- EXERCISE MATERIALS:
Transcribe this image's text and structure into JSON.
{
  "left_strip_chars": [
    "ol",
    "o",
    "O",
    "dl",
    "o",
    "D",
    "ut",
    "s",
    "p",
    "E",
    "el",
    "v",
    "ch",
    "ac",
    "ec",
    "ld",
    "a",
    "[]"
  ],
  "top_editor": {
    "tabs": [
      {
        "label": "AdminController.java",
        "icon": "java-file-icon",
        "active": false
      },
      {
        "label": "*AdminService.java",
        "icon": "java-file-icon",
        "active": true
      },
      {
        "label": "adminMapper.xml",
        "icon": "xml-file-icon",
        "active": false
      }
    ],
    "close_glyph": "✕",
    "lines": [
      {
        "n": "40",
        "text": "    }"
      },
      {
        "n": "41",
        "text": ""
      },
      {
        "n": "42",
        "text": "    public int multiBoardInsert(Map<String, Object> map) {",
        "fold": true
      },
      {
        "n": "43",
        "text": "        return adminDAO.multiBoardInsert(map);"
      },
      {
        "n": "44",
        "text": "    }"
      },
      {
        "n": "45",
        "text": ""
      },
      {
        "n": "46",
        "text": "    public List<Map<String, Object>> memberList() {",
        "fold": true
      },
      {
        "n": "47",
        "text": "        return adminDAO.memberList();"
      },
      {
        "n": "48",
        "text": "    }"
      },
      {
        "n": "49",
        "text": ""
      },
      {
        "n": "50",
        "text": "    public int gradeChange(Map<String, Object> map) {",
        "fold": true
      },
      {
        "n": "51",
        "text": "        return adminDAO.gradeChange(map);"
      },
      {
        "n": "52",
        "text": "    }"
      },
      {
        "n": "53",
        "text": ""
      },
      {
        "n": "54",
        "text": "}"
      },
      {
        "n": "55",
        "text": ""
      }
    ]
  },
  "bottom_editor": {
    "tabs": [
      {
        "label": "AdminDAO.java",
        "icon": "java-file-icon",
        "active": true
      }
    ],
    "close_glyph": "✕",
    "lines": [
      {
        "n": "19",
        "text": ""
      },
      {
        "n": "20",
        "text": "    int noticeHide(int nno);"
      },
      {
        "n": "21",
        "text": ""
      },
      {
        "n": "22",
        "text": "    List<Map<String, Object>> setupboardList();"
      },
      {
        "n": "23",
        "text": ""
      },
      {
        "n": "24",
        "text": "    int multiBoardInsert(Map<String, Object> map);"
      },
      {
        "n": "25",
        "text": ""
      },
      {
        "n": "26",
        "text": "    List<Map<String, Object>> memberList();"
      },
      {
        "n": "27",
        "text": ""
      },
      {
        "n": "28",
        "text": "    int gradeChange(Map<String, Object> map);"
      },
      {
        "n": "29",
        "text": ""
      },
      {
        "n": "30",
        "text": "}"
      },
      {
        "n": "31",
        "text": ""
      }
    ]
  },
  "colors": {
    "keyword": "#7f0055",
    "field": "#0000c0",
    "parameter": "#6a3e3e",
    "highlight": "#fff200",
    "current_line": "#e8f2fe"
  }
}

- WRITTEN EXERCISE: Identify lines with the string "memberList". Copy each one.

- FULL OUTPUT:
        "text": "    public List<Map<String, Object>> memberList() {",
        "text": "        return adminDAO.memberList();"
        "text": "    List<Map<String, Object>> memberList();"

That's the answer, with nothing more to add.